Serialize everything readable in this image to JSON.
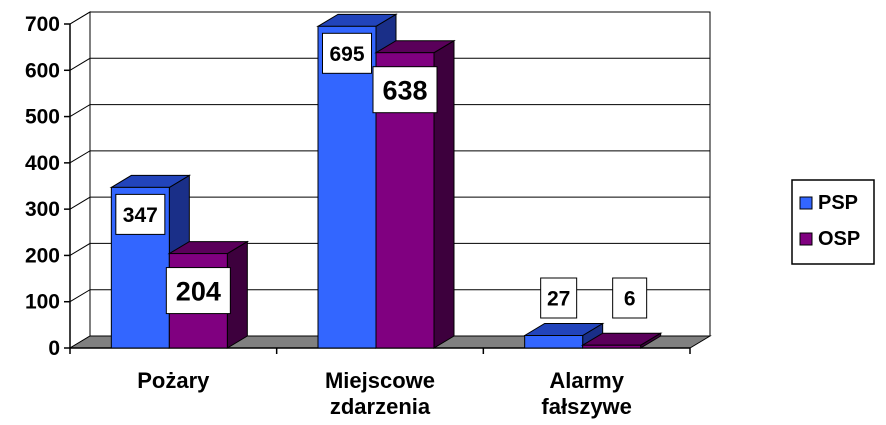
{
  "chart_data": {
    "type": "bar",
    "three_d": true,
    "categories": [
      [
        "Pożary"
      ],
      [
        "Miejscowe",
        "zdarzenia"
      ],
      [
        "Alarmy",
        "fałszywe"
      ]
    ],
    "series": [
      {
        "name": "PSP",
        "values": [
          347,
          695,
          27
        ],
        "color": "#3366ff",
        "top_color": "#2244bb",
        "side_color": "#1a2f88"
      },
      {
        "name": "OSP",
        "values": [
          204,
          638,
          6
        ],
        "color": "#800080",
        "top_color": "#5a005a",
        "side_color": "#3d003d"
      }
    ],
    "ylim": [
      0,
      700
    ],
    "yticks": [
      "0",
      "100",
      "200",
      "300",
      "400",
      "500",
      "600",
      "700"
    ],
    "grid": true,
    "legend_position": "right",
    "floor_color": "#808080"
  }
}
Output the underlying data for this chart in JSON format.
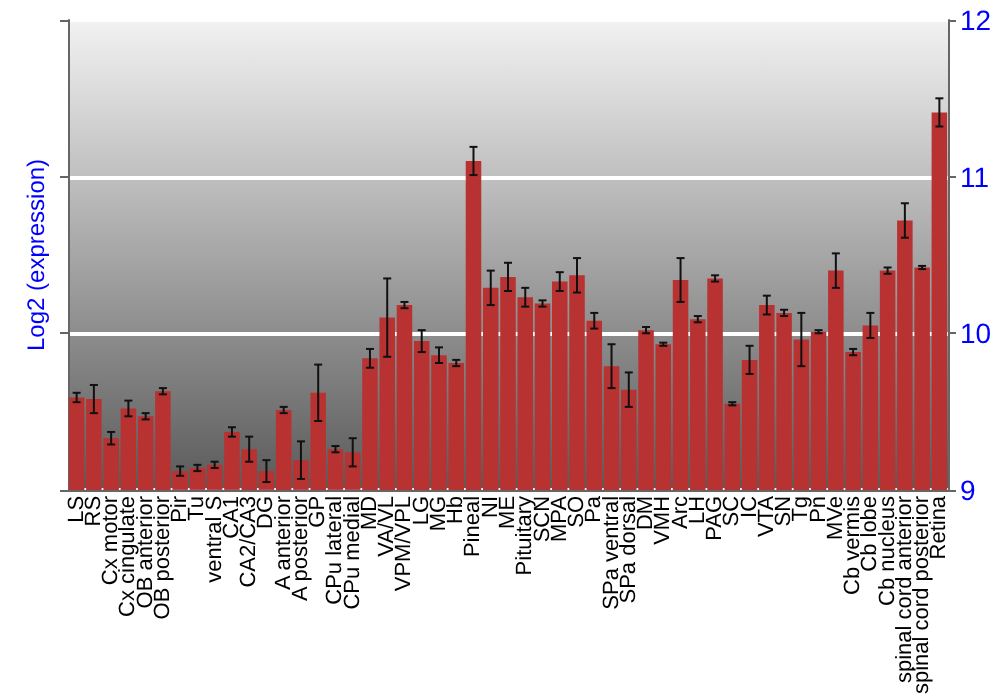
{
  "chart_data": {
    "type": "bar",
    "ylabel": "Log2 (expression)",
    "categories": [
      "LS",
      "RS",
      "Cx motor",
      "Cx cingulate",
      "OB anterior",
      "OB posterior",
      "Pir",
      "Tu",
      "ventral S",
      "CA1",
      "CA2/CA3",
      "DG",
      "A anterior",
      "A posterior",
      "GP",
      "CPu lateral",
      "CPu medial",
      "MD",
      "VA/VL",
      "VPM/VPL",
      "LG",
      "MG",
      "Hb",
      "Pineal",
      "NI",
      "ME",
      "Pituitary",
      "SCN",
      "MPA",
      "SO",
      "Pa",
      "SPa ventral",
      "SPa dorsal",
      "DM",
      "VMH",
      "Arc",
      "LH",
      "PAG",
      "SC",
      "IC",
      "VTA",
      "SN",
      "Tg",
      "Pn",
      "MVe",
      "Cb vermis",
      "Cb lobe",
      "Cb nucleus",
      "spinal cord anterior",
      "spinal cord posterior",
      "Retina"
    ],
    "series": [
      {
        "color": "#b83232",
        "values": [
          9.59,
          9.58,
          9.33,
          9.52,
          9.47,
          9.63,
          9.12,
          9.14,
          9.16,
          9.37,
          9.26,
          9.12,
          9.51,
          9.19,
          9.62,
          9.26,
          9.24,
          9.84,
          10.1,
          10.18,
          9.95,
          9.86,
          9.81,
          11.1,
          10.29,
          10.36,
          10.23,
          10.19,
          10.33,
          10.37,
          10.08,
          9.79,
          9.64,
          10.02,
          9.93,
          10.34,
          10.09,
          10.35,
          9.55,
          9.83,
          10.18,
          10.13,
          9.96,
          10.01,
          10.4,
          9.88,
          10.05,
          10.4,
          10.72,
          10.42,
          11.41
        ],
        "errors": [
          0.03,
          0.09,
          0.04,
          0.05,
          0.02,
          0.02,
          0.03,
          0.02,
          0.02,
          0.03,
          0.08,
          0.07,
          0.02,
          0.12,
          0.18,
          0.02,
          0.09,
          0.06,
          0.25,
          0.02,
          0.07,
          0.05,
          0.02,
          0.09,
          0.11,
          0.09,
          0.06,
          0.02,
          0.06,
          0.11,
          0.05,
          0.14,
          0.11,
          0.02,
          0.01,
          0.14,
          0.02,
          0.02,
          0.01,
          0.09,
          0.06,
          0.02,
          0.17,
          0.01,
          0.11,
          0.02,
          0.08,
          0.02,
          0.11,
          0.01,
          0.09
        ]
      }
    ],
    "ylim": [
      9,
      12
    ],
    "yticks": [
      9,
      10,
      11,
      12
    ],
    "grid": "y"
  }
}
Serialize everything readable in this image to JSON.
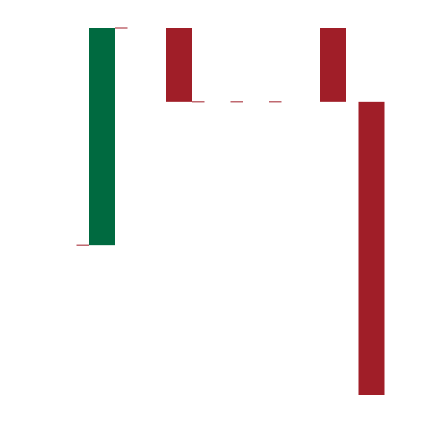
{
  "chart_data": {
    "type": "bar",
    "subtype": "waterfall",
    "title": "",
    "xlabel": "",
    "ylabel": "",
    "categories": [
      "",
      "",
      "",
      "",
      "",
      "",
      "",
      "",
      ""
    ],
    "bars": [
      {
        "start": 0,
        "end": 1,
        "direction": "increase"
      },
      null,
      {
        "start": 1,
        "end": 0.66,
        "direction": "decrease"
      },
      null,
      null,
      null,
      {
        "start": 0.66,
        "end": 1,
        "direction": "decrease"
      },
      {
        "start": 0.66,
        "end": -0.69,
        "direction": "decrease"
      },
      null
    ],
    "connectors": [
      {
        "from": -1,
        "to": 0,
        "value": 0
      },
      {
        "from": 0,
        "to": 1,
        "value": 1
      },
      {
        "from": 2,
        "to": 3,
        "value": 0.66
      },
      {
        "from": 3,
        "to": 4,
        "value": 0.66
      },
      {
        "from": 4,
        "to": 5,
        "value": 0.66
      }
    ],
    "ylim": [
      -0.69,
      1
    ],
    "grid": false,
    "legend": "none",
    "colors": {
      "increase": "#006A40",
      "decrease": "#A01E28",
      "connector": "#A01E28",
      "background": "#FFFFFF"
    }
  }
}
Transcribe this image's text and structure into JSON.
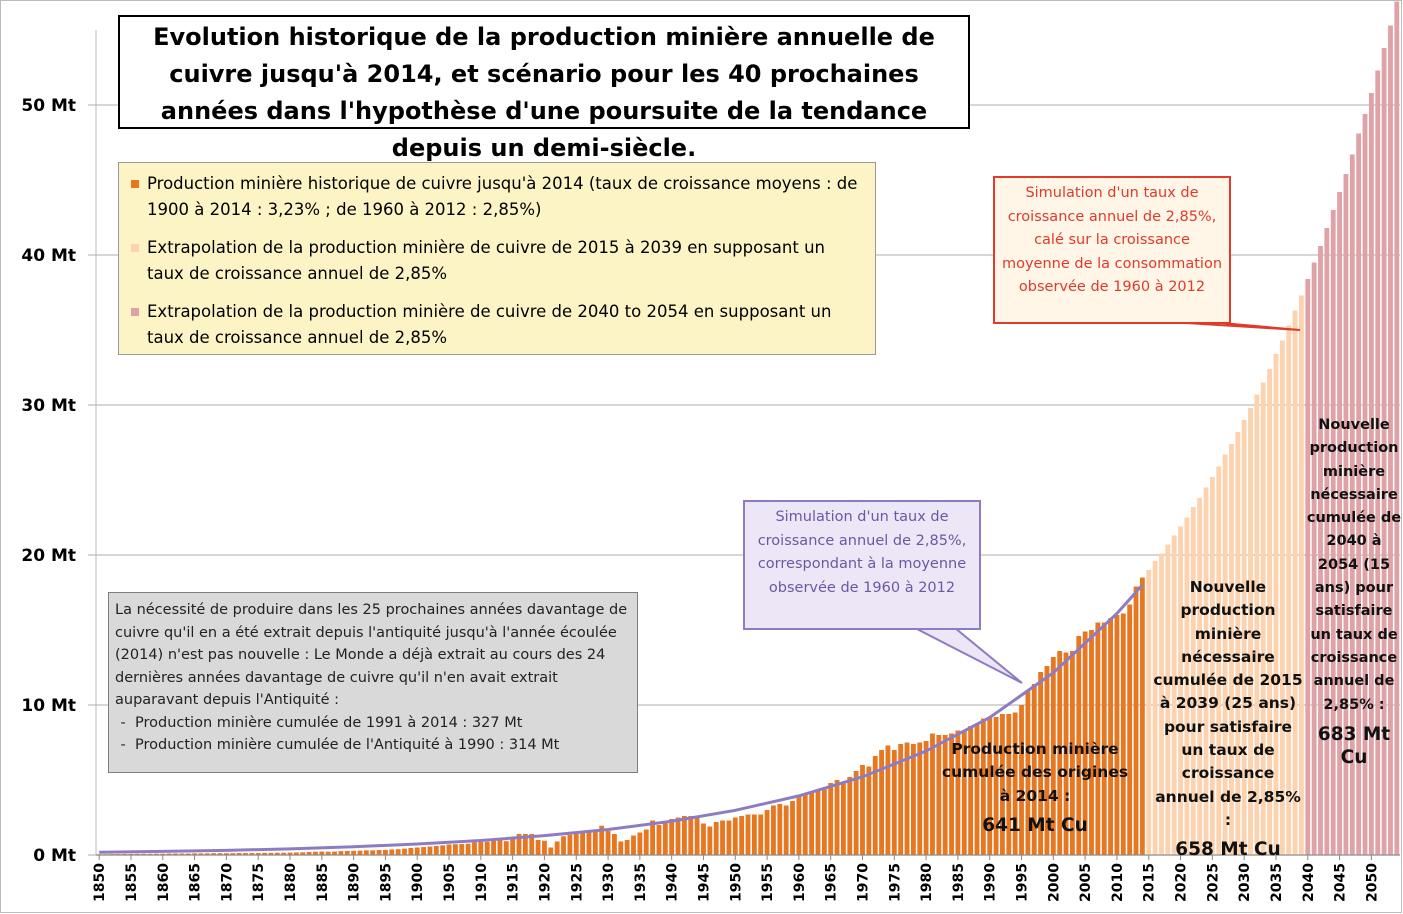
{
  "chart_data": {
    "type": "bar",
    "title": "Evolution historique de la production minière annuelle de cuivre jusqu'à 2014, et scénario pour les 40 prochaines années dans l'hypothèse d'une poursuite de la tendance depuis un demi-siècle.",
    "xlim": [
      1849.5,
      2054.5
    ],
    "xticks": [
      1850,
      1855,
      1860,
      1865,
      1870,
      1875,
      1880,
      1885,
      1890,
      1895,
      1900,
      1905,
      1910,
      1915,
      1920,
      1925,
      1930,
      1935,
      1940,
      1945,
      1950,
      1955,
      1960,
      1965,
      1970,
      1975,
      1980,
      1985,
      1990,
      1995,
      2000,
      2005,
      2010,
      2015,
      2020,
      2025,
      2030,
      2035,
      2040,
      2045,
      2050
    ],
    "ylim": [
      0,
      55
    ],
    "yticks": [
      {
        "value": 0,
        "label": "0 Mt"
      },
      {
        "value": 10,
        "label": "10 Mt"
      },
      {
        "value": 20,
        "label": "20 Mt"
      },
      {
        "value": 30,
        "label": "30 Mt"
      },
      {
        "value": 40,
        "label": "40 Mt"
      },
      {
        "value": 50,
        "label": "50 Mt"
      }
    ],
    "grid": true,
    "series": [
      {
        "name": "Production minière historique de cuivre jusqu'à 2014 (taux de croissance moyens : de 1900 à 2014 : 3,23% ; de 1960 à 2012 : 2,85%)",
        "color": "#e87722",
        "x_start": 1850,
        "values": [
          0.05,
          0.05,
          0.06,
          0.06,
          0.07,
          0.07,
          0.08,
          0.08,
          0.08,
          0.09,
          0.09,
          0.1,
          0.1,
          0.1,
          0.1,
          0.11,
          0.11,
          0.11,
          0.12,
          0.12,
          0.12,
          0.12,
          0.13,
          0.13,
          0.13,
          0.13,
          0.14,
          0.14,
          0.15,
          0.15,
          0.16,
          0.17,
          0.18,
          0.2,
          0.22,
          0.23,
          0.22,
          0.23,
          0.26,
          0.27,
          0.28,
          0.29,
          0.31,
          0.31,
          0.33,
          0.34,
          0.37,
          0.39,
          0.42,
          0.47,
          0.5,
          0.53,
          0.56,
          0.6,
          0.64,
          0.7,
          0.72,
          0.73,
          0.75,
          0.85,
          0.87,
          0.88,
          1.0,
          1.0,
          0.92,
          1.1,
          1.4,
          1.4,
          1.4,
          1.0,
          0.95,
          0.5,
          0.9,
          1.25,
          1.35,
          1.45,
          1.5,
          1.55,
          1.7,
          1.95,
          1.6,
          1.4,
          0.9,
          1.0,
          1.3,
          1.5,
          1.7,
          2.3,
          2.0,
          2.2,
          2.4,
          2.5,
          2.6,
          2.6,
          2.5,
          2.1,
          1.9,
          2.2,
          2.3,
          2.3,
          2.5,
          2.6,
          2.7,
          2.7,
          2.7,
          3.0,
          3.3,
          3.4,
          3.3,
          3.6,
          4.0,
          4.1,
          4.2,
          4.3,
          4.5,
          4.8,
          5.0,
          4.9,
          5.2,
          5.6,
          6.0,
          5.9,
          6.6,
          7.0,
          7.3,
          7.0,
          7.4,
          7.5,
          7.4,
          7.5,
          7.6,
          8.1,
          8.0,
          8.0,
          8.1,
          8.3,
          8.3,
          8.6,
          8.7,
          9.1,
          9.2,
          9.2,
          9.4,
          9.4,
          9.5,
          10.0,
          11.0,
          11.4,
          12.2,
          12.6,
          13.2,
          13.6,
          13.5,
          13.6,
          14.6,
          14.9,
          15.0,
          15.5,
          15.5,
          15.8,
          16.0,
          16.1,
          16.7,
          17.9,
          18.5
        ]
      },
      {
        "name": "Extrapolation de la production minière de cuivre de 2015 à 2039 en supposant un taux de croissance annuel de 2,85%",
        "color": "#fcd3ae",
        "x_start": 2015,
        "values": [
          19.0,
          19.6,
          20.1,
          20.7,
          21.3,
          21.9,
          22.5,
          23.2,
          23.8,
          24.5,
          25.2,
          25.9,
          26.7,
          27.4,
          28.2,
          29.0,
          29.8,
          30.7,
          31.5,
          32.4,
          33.4,
          34.3,
          35.3,
          36.3,
          37.3
        ]
      },
      {
        "name": "Extrapolation de la production minière de cuivre de 2040 to 2054 en supposant un taux de croissance annuel de 2,85%",
        "color": "#dfa2a7",
        "x_start": 2040,
        "values": [
          38.4,
          39.5,
          40.6,
          41.8,
          43.0,
          44.2,
          45.4,
          46.7,
          48.1,
          49.4,
          50.8,
          52.3,
          53.8,
          55.3,
          56.9
        ]
      }
    ],
    "trend": {
      "color": "#8d7cc3",
      "x": [
        1850,
        1860,
        1870,
        1880,
        1890,
        1900,
        1910,
        1920,
        1930,
        1940,
        1950,
        1960,
        1970,
        1980,
        1990,
        2000,
        2010,
        2014
      ],
      "values": [
        0.18,
        0.24,
        0.31,
        0.41,
        0.55,
        0.73,
        0.97,
        1.29,
        1.7,
        2.25,
        2.98,
        3.94,
        5.21,
        6.93,
        9.17,
        12.15,
        16.1,
        18.0
      ]
    },
    "annotations": {
      "red_callout": "Simulation d'un taux de croissance annuel de 2,85%, calé sur la croissance moyenne de la consommation observée de 1960 à 2012",
      "purple_callout": "Simulation d'un taux de croissance annuel de 2,85%, correspondant à la moyenne observée de 1960 à 2012",
      "note": "La nécessité de produire dans les 25 prochaines années davantage de cuivre qu'il en a été extrait depuis l'antiquité jusqu'à l'année écoulée (2014) n'est pas nouvelle : Le Monde a déjà extrait au cours des 24 dernières années davantage de cuivre qu'il n'en avait extrait auparavant depuis l'Antiquité :",
      "note_items": [
        "Production minière cumulée de 1991 à 2014 : 327 Mt",
        "Production minière cumulée de l'Antiquité à 1990 : 314 Mt"
      ],
      "cumul_hist": "Production minière cumulée des origines à 2014 :",
      "cumul_hist_value": "641 Mt Cu",
      "cumul_2039": "Nouvelle production minière nécessaire cumulée de 2015 à 2039 (25 ans) pour satisfaire un taux de croissance annuel de 2,85% :",
      "cumul_2039_value": "658 Mt Cu",
      "cumul_2054": "Nouvelle production minière nécessaire cumulée de 2040 à 2054 (15 ans) pour satisfaire un taux de croissance annuel de 2,85% :",
      "cumul_2054_value": "683 Mt Cu"
    }
  }
}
=-=-=
— Task to complete —
Show every line of the records above that contains the word "observée".

— Task solution —
      "red_callout": "Simulation d'un taux de croissance annuel de 2,85%, calé sur la croissance moyenne de la consommation observée de 1960 à 2012",
      "purple_callout": "Simulation d'un taux de croissance annuel de 2,85%, correspondant à la moyenne observée de 1960 à 2012",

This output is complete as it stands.